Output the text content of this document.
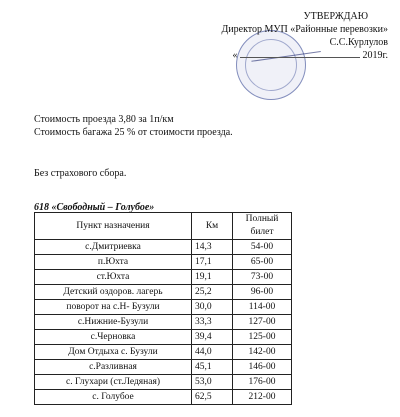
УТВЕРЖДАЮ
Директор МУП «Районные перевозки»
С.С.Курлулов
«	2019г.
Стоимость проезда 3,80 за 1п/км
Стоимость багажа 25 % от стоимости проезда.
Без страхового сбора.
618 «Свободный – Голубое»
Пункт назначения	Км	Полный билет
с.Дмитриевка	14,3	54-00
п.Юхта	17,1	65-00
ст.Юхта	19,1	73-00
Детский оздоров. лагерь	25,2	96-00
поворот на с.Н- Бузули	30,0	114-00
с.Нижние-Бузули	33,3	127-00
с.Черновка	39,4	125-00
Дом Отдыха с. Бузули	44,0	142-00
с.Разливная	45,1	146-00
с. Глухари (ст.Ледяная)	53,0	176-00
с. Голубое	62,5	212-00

> [Aim of the exercise] Reproduce each entry verbatim, excluding any embedded images.

> [Response to the exercise]
Output the text content of this document.
УТВЕРЖДАЮ
Директор МУП «Районные перевозки»
С.С.Курлулов
«	2019г.
Стоимость проезда 3,80 за 1п/км
Стоимость багажа 25 % от стоимости проезда.
Без страхового сбора.
618 «Свободный – Голубое»
Пункт назначения	Км	Полный билет
с.Дмитриевка	14,3	54-00
п.Юхта	17,1	65-00
ст.Юхта	19,1	73-00
Детский оздоров. лагерь	25,2	96-00
поворот на с.Н- Бузули	30,0	114-00
с.Нижние-Бузули	33,3	127-00
с.Черновка	39,4	125-00
Дом Отдыха с. Бузули	44,0	142-00
с.Разливная	45,1	146-00
с. Глухари (ст.Ледяная)	53,0	176-00
с. Голубое	62,5	212-00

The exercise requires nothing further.